— Begin —

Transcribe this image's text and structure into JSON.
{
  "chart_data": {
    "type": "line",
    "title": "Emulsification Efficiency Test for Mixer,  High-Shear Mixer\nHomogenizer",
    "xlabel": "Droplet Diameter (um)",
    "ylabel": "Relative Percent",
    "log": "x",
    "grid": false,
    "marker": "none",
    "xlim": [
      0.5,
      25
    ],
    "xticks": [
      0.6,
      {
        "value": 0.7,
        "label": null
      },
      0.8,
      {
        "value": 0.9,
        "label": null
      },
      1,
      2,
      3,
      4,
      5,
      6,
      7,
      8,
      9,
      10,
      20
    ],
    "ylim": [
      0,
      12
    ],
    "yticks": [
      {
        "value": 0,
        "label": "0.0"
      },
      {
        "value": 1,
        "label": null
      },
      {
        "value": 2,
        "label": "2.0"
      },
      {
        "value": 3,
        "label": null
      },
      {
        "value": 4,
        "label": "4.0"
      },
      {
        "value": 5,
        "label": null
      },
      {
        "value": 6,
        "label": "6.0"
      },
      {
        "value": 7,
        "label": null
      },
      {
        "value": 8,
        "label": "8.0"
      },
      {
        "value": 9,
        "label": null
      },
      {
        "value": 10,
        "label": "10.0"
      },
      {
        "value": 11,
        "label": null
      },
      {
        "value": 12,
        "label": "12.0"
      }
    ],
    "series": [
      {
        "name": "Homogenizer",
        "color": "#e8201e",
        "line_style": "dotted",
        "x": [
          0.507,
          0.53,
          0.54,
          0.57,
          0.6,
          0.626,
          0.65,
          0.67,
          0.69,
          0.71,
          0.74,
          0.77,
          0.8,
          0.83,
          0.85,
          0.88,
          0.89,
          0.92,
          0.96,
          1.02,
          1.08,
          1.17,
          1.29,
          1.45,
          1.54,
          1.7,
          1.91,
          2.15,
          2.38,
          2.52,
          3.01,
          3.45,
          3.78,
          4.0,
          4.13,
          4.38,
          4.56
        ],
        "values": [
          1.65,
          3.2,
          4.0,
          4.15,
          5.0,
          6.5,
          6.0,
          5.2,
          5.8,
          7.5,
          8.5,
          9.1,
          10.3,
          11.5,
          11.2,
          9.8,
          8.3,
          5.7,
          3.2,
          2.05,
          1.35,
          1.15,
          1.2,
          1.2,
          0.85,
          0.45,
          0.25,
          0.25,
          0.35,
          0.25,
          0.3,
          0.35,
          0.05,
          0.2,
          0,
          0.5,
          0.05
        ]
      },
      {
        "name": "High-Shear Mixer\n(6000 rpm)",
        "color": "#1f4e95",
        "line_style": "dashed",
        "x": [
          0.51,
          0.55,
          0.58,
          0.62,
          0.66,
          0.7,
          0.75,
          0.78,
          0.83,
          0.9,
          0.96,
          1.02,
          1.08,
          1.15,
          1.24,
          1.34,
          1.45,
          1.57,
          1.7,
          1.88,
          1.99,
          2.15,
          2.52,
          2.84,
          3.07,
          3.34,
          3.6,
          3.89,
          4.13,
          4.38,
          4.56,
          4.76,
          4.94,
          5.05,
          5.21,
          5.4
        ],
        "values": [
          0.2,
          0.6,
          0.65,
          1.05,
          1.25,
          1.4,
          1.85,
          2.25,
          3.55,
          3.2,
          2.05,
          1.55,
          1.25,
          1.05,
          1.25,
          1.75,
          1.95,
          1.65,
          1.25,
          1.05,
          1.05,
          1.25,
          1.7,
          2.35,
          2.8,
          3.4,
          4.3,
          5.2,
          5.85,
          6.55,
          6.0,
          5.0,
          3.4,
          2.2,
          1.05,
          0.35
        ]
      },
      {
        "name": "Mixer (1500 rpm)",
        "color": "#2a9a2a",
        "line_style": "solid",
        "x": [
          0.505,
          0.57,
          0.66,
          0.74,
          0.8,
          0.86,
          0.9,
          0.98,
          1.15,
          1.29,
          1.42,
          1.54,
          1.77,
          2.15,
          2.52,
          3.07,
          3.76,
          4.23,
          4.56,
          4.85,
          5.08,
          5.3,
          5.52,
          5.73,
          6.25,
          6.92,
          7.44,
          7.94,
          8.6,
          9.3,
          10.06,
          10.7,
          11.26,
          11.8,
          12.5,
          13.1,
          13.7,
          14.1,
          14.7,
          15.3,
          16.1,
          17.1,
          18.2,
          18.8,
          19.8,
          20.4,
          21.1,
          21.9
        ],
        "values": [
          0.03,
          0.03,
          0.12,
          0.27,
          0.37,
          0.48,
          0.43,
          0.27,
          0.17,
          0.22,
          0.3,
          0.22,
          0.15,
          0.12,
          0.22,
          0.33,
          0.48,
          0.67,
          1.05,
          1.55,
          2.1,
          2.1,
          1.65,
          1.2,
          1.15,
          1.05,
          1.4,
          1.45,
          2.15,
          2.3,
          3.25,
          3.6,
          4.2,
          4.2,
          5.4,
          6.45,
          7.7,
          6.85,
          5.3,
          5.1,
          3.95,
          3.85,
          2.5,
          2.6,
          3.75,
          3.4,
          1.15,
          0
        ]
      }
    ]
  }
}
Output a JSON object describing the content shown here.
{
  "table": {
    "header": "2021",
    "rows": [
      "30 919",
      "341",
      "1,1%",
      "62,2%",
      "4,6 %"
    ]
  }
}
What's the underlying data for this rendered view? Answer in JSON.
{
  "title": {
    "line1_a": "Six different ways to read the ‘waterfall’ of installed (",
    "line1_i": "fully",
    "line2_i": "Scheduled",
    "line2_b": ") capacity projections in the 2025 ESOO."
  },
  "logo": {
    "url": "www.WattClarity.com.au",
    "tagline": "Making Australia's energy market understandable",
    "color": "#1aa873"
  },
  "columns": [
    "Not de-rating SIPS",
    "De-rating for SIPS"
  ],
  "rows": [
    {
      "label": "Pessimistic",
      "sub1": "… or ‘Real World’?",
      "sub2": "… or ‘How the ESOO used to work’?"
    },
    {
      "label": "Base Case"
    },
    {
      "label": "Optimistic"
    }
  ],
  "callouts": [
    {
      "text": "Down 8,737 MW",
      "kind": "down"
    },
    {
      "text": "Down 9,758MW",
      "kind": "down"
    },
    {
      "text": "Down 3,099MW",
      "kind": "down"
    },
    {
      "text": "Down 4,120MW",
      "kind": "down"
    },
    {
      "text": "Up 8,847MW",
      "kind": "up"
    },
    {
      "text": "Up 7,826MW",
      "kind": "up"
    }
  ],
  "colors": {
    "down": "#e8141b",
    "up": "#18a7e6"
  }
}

— End —

- _DESCRIPTION OF THE TASK_: Select from the material above each line in which the string "SIPS" appears, and list those lines.

- _SOLUTION BELOW_:
    "Not de-rating SIPS",
    "De-rating for SIPS"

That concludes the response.